## Data extract

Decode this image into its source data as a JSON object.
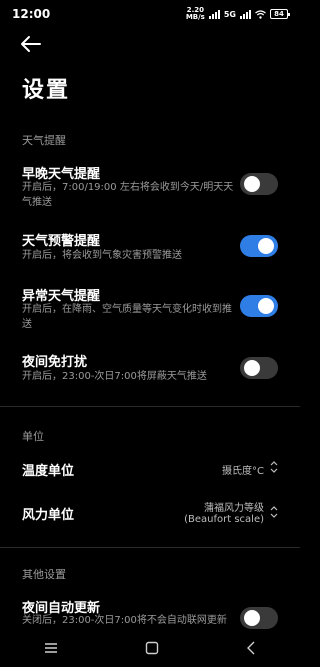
{
  "status_bar": {
    "time": "12:00",
    "speed_value": "2.20",
    "speed_unit": "MB/s",
    "network": "5G",
    "battery": "84"
  },
  "page": {
    "title": "设置"
  },
  "sections": {
    "weather_alerts": {
      "header": "天气提醒",
      "items": [
        {
          "title": "早晚天气提醒",
          "desc": "开启后，7:00/19:00 左右将会收到今天/明天天气推送",
          "enabled": false
        },
        {
          "title": "天气预警提醒",
          "desc": "开启后，将会收到气象灾害预警推送",
          "enabled": true
        },
        {
          "title": "异常天气提醒",
          "desc": "开启后，在降雨、空气质量等天气变化时收到推送",
          "enabled": true
        },
        {
          "title": "夜间免打扰",
          "desc": "开启后，23:00-次日7:00将屏蔽天气推送",
          "enabled": false
        }
      ]
    },
    "units": {
      "header": "单位",
      "temperature": {
        "label": "温度单位",
        "value": "摄氏度°C"
      },
      "wind": {
        "label": "风力单位",
        "value_line1": "蒲福风力等级",
        "value_line2": "(Beaufort scale)"
      }
    },
    "other": {
      "header": "其他设置",
      "items": [
        {
          "title": "夜间自动更新",
          "desc": "关闭后，23:00-次日7:00将不会自动联网更新",
          "enabled": false
        }
      ]
    }
  },
  "colors": {
    "accent": "#2f7ee6",
    "background": "#000000",
    "secondary_text": "#9a9a9a"
  },
  "nav": {
    "icons": [
      "menu-icon",
      "home-icon",
      "back-icon"
    ]
  }
}
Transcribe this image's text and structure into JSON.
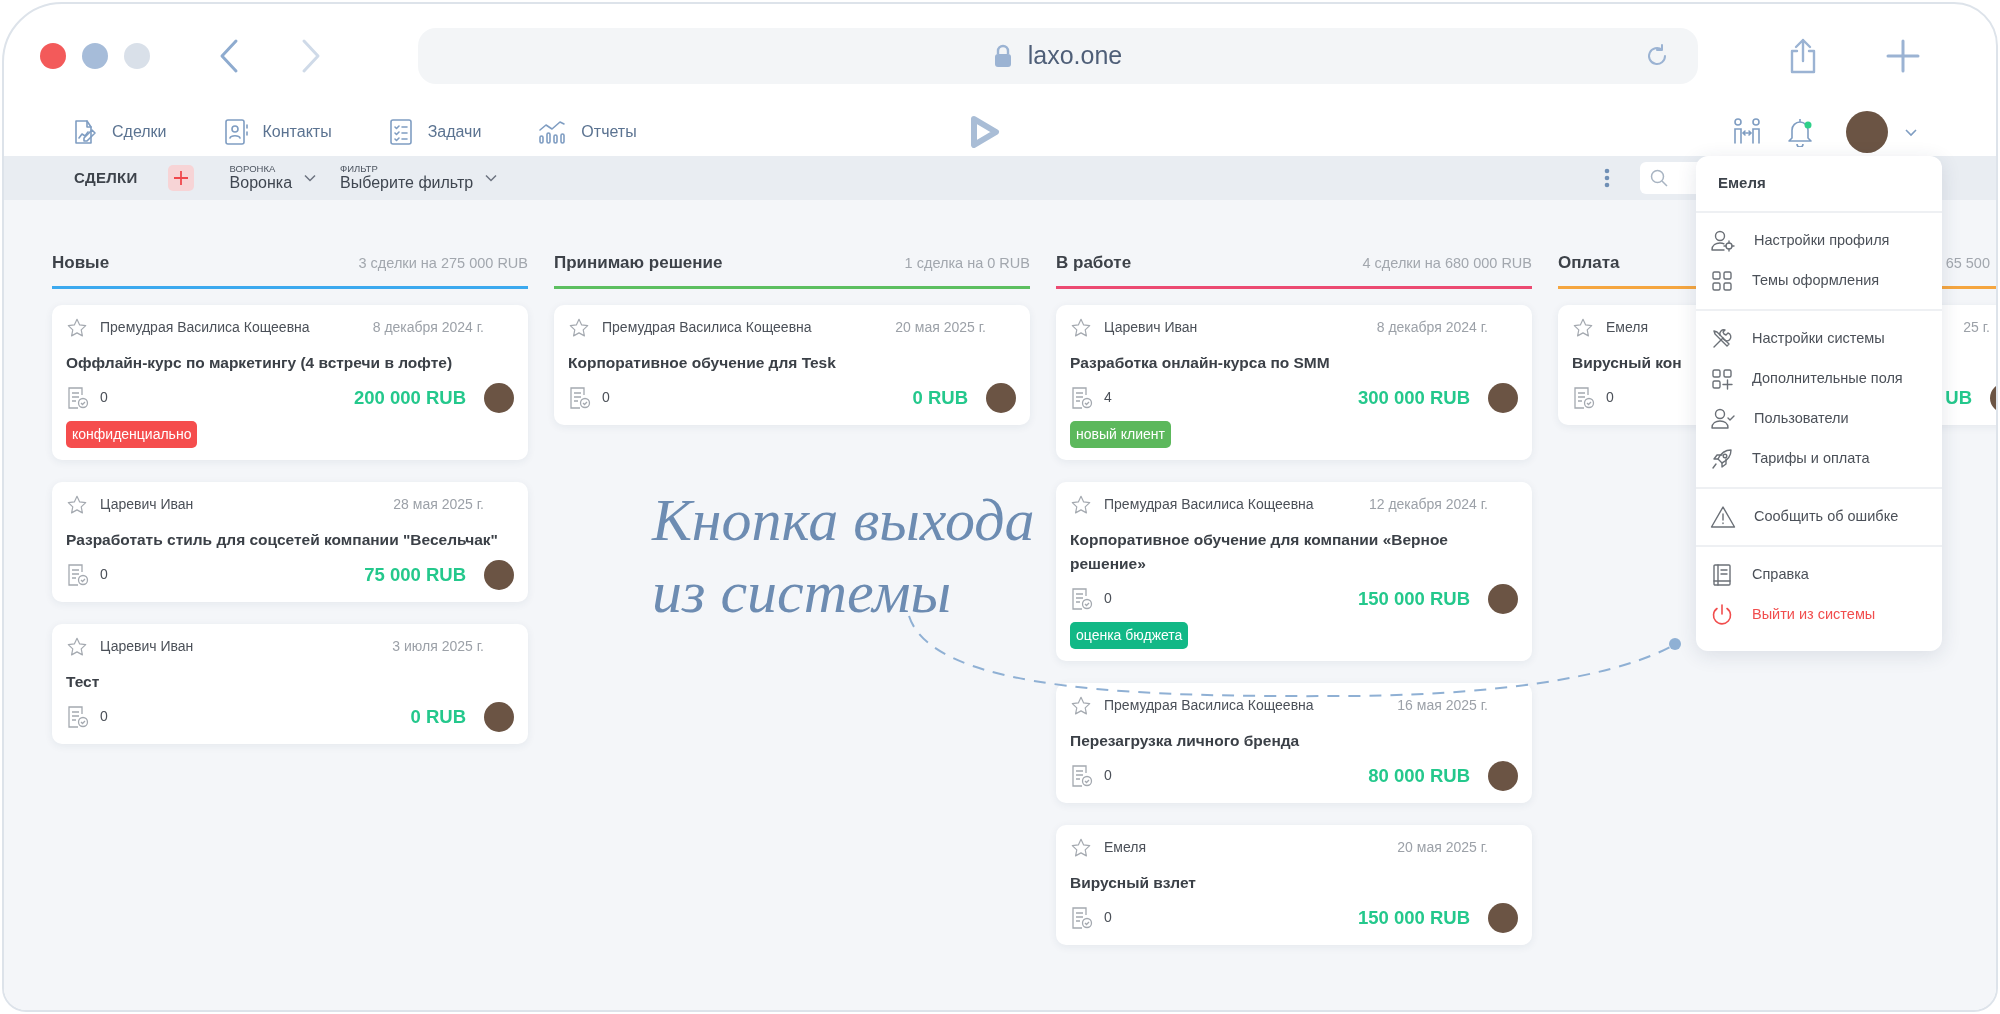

## What is required
Output each line exactly; omit every picture.

## Worked answer
Decode this image into its source data as a JSON object.
{
  "status_bar": {
    "time": "12:00",
    "speed_value": "2.20",
    "speed_unit": "MB/s",
    "network": "5G",
    "battery": "84"
  },
  "page": {
    "title": "设置"
  },
  "sections": {
    "weather_alerts": {
      "header": "天气提醒",
      "items": [
        {
          "title": "早晚天气提醒",
          "desc": "开启后，7:00/19:00 左右将会收到今天/明天天气推送",
          "enabled": false
        },
        {
          "title": "天气预警提醒",
          "desc": "开启后，将会收到气象灾害预警推送",
          "enabled": true
        },
        {
          "title": "异常天气提醒",
          "desc": "开启后，在降雨、空气质量等天气变化时收到推送",
          "enabled": true
        },
        {
          "title": "夜间免打扰",
          "desc": "开启后，23:00-次日7:00将屏蔽天气推送",
          "enabled": false
        }
      ]
    },
    "units": {
      "header": "单位",
      "temperature": {
        "label": "温度单位",
        "value": "摄氏度°C"
      },
      "wind": {
        "label": "风力单位",
        "value_line1": "蒲福风力等级",
        "value_line2": "(Beaufort scale)"
      }
    },
    "other": {
      "header": "其他设置",
      "items": [
        {
          "title": "夜间自动更新",
          "desc": "关闭后，23:00-次日7:00将不会自动联网更新",
          "enabled": false
        }
      ]
    }
  },
  "colors": {
    "accent": "#2f7ee6",
    "background": "#000000",
    "secondary_text": "#9a9a9a"
  },
  "nav": {
    "icons": [
      "menu-icon",
      "home-icon",
      "back-icon"
    ]
  }
}
Transcribe this image's text and structure into JSON.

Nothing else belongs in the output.